— START —
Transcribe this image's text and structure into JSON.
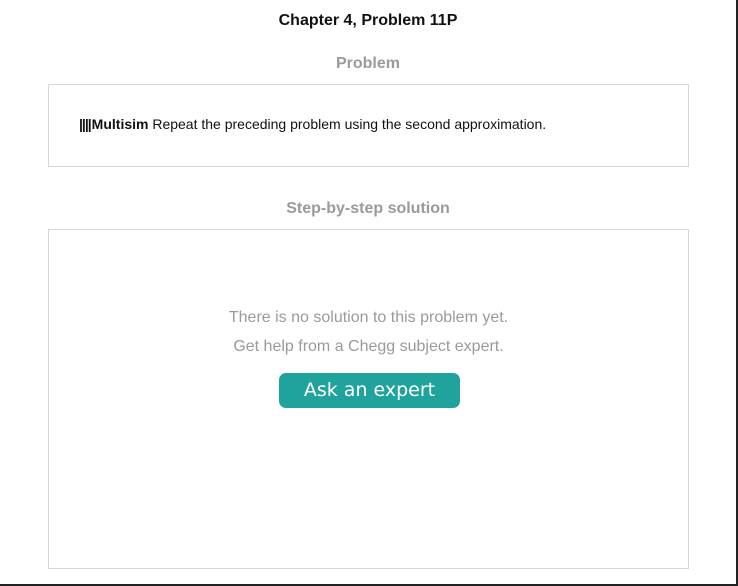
{
  "page": {
    "title": "Chapter 4, Problem 11P"
  },
  "problem": {
    "heading": "Problem",
    "marker": "||||",
    "tag": "Multisim",
    "text": " Repeat the preceding problem using the second approximation."
  },
  "solution": {
    "heading": "Step-by-step solution",
    "empty_line_1": "There is no solution to this problem yet.",
    "empty_line_2": "Get help from a Chegg subject expert.",
    "ask_button_label": "Ask an expert"
  },
  "colors": {
    "accent": "#20a39c",
    "heading_gray": "#9a9a9a",
    "panel_border": "#d6d6d6"
  }
}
— END —
» **Written request**: Output an exact copy of the material, with the pictures removed.

» **Output of the task**:
Transcribe this image's text and structure into JSON.
{
  "page": {
    "title": "Chapter 4, Problem 11P"
  },
  "problem": {
    "heading": "Problem",
    "marker": "||||",
    "tag": "Multisim",
    "text": " Repeat the preceding problem using the second approximation."
  },
  "solution": {
    "heading": "Step-by-step solution",
    "empty_line_1": "There is no solution to this problem yet.",
    "empty_line_2": "Get help from a Chegg subject expert.",
    "ask_button_label": "Ask an expert"
  },
  "colors": {
    "accent": "#20a39c",
    "heading_gray": "#9a9a9a",
    "panel_border": "#d6d6d6"
  }
}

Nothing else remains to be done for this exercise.